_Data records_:
————————
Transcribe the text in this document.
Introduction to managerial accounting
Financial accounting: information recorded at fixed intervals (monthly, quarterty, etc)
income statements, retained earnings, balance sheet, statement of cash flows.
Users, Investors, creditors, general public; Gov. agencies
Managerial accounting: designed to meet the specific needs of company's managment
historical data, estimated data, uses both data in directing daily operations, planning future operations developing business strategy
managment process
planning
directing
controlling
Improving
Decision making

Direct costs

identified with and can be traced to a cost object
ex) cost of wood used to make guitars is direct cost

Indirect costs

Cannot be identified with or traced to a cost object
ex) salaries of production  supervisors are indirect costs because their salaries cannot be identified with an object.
————————
_WHAT IS EXPECTED_: Every record above should be copied exactly.

_SOLUTION TO THE EXERCISE_:
Transcribe the text in this document.
Introduction to managerial accounting
Financial accounting: information recorded at fixed intervals (monthly, quarterty, etc)
income statements, retained earnings, balance sheet, statement of cash flows.
Users, Investors, creditors, general public; Gov. agencies
Managerial accounting: designed to meet the specific needs of company's managment
historical data, estimated data, uses both data in directing daily operations, planning future operations developing business strategy
managment process
planning
directing
controlling
Improving
Decision making

Direct costs

identified with and can be traced to a cost object
ex) cost of wood used to make guitars is direct cost

Indirect costs

Cannot be identified with or traced to a cost object
ex) salaries of production  supervisors are indirect costs because their salaries cannot be identified with an object.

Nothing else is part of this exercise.